-- THE EXERCISE --
For each line in the data below that holds "this", return a copy.

-- DATASET CONTENT --
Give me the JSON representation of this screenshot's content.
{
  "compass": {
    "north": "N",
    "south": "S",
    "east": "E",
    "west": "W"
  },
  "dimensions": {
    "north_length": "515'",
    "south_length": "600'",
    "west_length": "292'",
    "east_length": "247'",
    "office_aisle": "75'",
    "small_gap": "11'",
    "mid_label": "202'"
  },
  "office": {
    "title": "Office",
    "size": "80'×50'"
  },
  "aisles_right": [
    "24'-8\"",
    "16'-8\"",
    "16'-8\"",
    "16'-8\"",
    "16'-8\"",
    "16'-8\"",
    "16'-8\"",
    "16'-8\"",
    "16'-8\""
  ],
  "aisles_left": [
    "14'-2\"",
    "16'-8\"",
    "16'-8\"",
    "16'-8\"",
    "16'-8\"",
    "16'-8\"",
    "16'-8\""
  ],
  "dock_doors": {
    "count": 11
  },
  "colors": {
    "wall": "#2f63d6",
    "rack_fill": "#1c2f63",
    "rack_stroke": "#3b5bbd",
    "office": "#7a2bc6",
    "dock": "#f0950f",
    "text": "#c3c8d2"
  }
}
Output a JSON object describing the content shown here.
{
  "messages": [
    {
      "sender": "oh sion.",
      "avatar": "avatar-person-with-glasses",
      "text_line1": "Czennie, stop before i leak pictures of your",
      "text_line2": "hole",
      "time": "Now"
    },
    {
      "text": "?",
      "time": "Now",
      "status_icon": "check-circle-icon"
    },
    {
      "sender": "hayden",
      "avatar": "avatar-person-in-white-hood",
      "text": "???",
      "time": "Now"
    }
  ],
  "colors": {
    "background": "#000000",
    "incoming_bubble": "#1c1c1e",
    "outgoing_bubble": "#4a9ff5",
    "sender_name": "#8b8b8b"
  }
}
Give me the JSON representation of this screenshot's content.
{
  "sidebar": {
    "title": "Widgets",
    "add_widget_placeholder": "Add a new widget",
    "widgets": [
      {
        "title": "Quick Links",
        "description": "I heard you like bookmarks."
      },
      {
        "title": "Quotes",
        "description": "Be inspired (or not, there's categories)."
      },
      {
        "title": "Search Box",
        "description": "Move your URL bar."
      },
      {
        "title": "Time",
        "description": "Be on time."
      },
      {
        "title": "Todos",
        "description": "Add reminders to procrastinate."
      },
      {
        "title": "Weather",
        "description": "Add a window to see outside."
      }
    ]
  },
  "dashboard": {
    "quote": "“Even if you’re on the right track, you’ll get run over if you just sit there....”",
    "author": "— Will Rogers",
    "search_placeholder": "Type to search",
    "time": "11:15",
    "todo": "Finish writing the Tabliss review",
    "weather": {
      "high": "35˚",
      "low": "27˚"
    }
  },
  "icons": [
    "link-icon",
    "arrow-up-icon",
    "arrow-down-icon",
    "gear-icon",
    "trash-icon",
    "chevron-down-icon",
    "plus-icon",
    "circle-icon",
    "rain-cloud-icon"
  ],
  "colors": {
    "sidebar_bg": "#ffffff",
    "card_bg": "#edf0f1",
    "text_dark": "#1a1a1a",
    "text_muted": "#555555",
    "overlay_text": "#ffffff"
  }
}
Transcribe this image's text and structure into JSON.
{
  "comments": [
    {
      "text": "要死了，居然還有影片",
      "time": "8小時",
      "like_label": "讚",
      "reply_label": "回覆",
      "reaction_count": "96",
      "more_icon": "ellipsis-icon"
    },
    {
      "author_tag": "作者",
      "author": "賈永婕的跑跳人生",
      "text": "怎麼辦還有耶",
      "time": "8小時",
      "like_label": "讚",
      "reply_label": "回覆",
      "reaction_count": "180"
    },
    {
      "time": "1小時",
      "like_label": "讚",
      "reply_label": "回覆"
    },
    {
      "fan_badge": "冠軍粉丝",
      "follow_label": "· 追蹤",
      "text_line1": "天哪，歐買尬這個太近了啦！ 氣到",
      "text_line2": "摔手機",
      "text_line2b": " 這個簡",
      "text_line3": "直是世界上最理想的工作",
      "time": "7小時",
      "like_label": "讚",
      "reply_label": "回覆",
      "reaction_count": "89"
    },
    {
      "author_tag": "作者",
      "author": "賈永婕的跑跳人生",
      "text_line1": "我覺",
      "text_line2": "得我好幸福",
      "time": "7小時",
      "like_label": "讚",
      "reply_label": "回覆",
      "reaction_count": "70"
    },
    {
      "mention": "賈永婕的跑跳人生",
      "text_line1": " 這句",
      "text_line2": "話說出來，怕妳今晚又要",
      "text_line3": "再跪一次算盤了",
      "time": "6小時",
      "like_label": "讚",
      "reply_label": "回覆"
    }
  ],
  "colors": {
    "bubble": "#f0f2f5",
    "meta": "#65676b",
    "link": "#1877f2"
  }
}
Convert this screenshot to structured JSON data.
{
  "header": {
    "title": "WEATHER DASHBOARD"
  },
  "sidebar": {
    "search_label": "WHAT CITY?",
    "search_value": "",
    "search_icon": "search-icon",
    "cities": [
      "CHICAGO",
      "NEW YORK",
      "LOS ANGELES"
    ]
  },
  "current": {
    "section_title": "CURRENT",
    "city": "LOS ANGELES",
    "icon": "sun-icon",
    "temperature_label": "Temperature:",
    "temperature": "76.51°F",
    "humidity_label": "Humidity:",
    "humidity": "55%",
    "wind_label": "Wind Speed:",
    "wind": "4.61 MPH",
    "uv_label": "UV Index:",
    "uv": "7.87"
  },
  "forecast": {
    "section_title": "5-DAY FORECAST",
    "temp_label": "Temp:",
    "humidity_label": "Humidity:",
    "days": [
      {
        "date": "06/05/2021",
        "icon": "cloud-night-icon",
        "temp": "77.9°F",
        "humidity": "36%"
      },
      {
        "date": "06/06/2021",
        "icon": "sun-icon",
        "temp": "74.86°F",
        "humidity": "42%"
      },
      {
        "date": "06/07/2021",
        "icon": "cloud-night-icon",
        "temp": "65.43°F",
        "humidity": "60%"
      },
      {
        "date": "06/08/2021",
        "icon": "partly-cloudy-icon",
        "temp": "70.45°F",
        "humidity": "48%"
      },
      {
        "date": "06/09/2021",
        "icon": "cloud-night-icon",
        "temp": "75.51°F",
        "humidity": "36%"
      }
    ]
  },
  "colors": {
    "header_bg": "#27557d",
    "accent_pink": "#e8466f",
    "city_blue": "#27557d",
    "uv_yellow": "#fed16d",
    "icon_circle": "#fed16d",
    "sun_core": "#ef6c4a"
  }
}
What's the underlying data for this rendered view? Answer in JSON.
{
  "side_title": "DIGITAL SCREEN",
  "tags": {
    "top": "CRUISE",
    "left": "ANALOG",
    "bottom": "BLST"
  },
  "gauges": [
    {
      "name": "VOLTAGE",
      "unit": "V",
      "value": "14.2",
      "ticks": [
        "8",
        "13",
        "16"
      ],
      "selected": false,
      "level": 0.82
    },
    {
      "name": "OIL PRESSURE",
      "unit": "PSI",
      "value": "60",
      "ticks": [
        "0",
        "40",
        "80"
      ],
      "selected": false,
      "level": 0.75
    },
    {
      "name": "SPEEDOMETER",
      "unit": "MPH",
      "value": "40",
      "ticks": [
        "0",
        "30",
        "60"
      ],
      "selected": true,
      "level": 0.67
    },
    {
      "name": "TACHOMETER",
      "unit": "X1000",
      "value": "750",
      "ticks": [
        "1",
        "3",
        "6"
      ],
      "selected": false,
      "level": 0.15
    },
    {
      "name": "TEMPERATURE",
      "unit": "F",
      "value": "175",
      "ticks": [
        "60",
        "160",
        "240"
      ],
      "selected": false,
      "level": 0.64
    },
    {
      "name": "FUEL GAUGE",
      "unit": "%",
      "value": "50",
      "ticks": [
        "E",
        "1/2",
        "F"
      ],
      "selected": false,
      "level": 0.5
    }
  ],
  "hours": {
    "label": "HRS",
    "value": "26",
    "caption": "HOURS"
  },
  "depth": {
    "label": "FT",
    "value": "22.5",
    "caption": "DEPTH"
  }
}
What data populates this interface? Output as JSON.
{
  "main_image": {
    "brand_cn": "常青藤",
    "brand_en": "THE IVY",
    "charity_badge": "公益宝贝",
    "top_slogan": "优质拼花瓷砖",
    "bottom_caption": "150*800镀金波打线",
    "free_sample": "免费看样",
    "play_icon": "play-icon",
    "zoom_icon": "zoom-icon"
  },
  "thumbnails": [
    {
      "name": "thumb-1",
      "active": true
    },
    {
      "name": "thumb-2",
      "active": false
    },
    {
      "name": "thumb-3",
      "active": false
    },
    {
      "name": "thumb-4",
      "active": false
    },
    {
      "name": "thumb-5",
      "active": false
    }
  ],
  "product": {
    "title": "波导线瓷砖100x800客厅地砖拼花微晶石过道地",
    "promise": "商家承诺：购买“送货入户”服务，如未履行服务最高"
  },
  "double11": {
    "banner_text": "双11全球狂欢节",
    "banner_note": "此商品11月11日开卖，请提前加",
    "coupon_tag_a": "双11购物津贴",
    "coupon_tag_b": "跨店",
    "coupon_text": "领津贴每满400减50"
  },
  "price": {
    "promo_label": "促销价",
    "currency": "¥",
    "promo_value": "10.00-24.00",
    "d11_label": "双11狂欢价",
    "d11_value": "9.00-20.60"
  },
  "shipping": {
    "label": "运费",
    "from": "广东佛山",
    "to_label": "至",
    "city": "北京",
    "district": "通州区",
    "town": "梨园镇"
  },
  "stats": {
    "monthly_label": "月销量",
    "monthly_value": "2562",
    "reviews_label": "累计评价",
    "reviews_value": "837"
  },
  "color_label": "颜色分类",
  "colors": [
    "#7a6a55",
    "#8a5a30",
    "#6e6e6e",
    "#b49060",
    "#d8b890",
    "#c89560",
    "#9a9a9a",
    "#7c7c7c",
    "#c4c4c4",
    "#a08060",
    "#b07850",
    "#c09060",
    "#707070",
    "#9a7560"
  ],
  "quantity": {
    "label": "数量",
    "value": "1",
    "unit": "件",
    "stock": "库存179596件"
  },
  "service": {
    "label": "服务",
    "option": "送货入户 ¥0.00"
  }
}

-- THE RESULT --
Give me the JSON representation of this screenshot's content.
Give me the JSON representation of this screenshot's content.
Transcribe this image's text and structure into JSON.
Convert this screenshot to structured JSON data.
What's the underlying data for this rendered view? Answer in JSON.
What data populates this interface? Output as JSON.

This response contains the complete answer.